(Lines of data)
----------
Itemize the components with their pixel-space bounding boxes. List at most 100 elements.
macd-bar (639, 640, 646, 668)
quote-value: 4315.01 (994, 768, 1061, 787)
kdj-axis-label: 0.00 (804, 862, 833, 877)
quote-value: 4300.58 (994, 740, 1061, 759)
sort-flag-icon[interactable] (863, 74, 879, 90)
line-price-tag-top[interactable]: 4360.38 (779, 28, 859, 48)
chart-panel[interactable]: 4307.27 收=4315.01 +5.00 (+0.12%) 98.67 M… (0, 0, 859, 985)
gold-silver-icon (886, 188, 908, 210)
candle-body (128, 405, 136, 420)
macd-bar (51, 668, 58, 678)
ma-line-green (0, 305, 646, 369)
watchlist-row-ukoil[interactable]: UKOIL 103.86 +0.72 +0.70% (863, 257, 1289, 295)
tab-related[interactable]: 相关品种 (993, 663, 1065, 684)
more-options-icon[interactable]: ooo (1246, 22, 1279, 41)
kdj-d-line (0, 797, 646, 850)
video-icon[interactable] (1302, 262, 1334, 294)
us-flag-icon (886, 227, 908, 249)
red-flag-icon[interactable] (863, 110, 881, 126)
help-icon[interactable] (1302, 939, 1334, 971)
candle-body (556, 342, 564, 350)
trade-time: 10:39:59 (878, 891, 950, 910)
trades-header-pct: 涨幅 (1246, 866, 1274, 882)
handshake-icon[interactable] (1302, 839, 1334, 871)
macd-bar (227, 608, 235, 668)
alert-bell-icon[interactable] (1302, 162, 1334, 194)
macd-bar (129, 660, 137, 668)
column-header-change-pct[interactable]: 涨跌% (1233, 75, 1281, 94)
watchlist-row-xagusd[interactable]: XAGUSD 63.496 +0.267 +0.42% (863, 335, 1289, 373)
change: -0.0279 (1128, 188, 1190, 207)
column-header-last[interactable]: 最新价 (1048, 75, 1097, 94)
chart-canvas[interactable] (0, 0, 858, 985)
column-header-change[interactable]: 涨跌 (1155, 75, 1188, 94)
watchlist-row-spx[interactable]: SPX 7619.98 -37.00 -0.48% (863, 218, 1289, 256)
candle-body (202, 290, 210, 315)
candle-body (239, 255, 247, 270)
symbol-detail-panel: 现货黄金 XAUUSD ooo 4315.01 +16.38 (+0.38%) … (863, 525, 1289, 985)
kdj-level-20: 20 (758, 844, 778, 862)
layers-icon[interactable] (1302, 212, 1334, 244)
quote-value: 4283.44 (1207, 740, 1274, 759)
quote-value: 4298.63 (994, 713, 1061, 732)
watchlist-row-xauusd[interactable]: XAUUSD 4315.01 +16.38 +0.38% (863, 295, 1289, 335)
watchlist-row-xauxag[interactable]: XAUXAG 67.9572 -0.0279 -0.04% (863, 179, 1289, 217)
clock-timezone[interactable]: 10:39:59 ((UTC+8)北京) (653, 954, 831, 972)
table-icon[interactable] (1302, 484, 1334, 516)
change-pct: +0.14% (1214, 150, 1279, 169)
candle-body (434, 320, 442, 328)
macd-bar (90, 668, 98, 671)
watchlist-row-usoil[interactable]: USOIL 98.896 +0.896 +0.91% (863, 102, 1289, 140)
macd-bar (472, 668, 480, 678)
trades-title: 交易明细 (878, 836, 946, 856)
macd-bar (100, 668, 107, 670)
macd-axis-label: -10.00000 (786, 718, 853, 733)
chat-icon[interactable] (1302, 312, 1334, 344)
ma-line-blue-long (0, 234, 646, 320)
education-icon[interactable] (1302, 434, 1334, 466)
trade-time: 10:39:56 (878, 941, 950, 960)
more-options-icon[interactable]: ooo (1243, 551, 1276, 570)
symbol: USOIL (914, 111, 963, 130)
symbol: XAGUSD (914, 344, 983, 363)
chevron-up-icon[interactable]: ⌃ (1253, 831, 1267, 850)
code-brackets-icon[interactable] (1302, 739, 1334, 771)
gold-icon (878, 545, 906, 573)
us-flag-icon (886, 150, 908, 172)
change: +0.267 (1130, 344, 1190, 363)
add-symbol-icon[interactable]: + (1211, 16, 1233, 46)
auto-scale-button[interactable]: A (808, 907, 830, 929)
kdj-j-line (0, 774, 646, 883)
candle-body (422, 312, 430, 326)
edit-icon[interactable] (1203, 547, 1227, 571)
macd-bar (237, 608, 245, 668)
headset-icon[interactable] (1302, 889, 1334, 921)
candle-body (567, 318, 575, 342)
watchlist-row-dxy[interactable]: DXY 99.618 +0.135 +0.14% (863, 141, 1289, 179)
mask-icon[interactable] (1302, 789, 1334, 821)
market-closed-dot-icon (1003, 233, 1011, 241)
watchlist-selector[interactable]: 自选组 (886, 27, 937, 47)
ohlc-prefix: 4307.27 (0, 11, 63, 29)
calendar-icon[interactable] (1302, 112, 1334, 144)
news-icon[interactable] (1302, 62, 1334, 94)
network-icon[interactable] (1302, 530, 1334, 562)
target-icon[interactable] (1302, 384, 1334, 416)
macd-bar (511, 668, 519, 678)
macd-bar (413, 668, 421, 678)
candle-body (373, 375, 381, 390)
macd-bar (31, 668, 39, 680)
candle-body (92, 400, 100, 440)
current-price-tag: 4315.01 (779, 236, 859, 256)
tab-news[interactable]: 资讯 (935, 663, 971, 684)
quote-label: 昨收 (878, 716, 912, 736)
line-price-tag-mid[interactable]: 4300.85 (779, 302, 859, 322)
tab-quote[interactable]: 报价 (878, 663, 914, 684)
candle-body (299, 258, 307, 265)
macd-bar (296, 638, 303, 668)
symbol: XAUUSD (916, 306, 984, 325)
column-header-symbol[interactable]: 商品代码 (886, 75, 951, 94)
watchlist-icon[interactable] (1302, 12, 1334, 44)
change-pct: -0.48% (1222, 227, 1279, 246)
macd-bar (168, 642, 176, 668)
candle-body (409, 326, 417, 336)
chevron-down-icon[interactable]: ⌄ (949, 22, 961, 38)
----------
# Exercise task
Gather every line of the records that contains the string "symbol", treating uppercase and lowercase as distinct.

# The answer
symbol-detail-panel: 现货黄金 XAUUSD ooo 4315.01 +16.38 (+0.38%) … (863, 525, 1289, 985)
symbol: USOIL (914, 111, 963, 130)
symbol: XAGUSD (914, 344, 983, 363)
add-symbol-icon[interactable]: + (1211, 16, 1233, 46)
symbol: XAUUSD (916, 306, 984, 325)
column-header-symbol[interactable]: 商品代码 (886, 75, 951, 94)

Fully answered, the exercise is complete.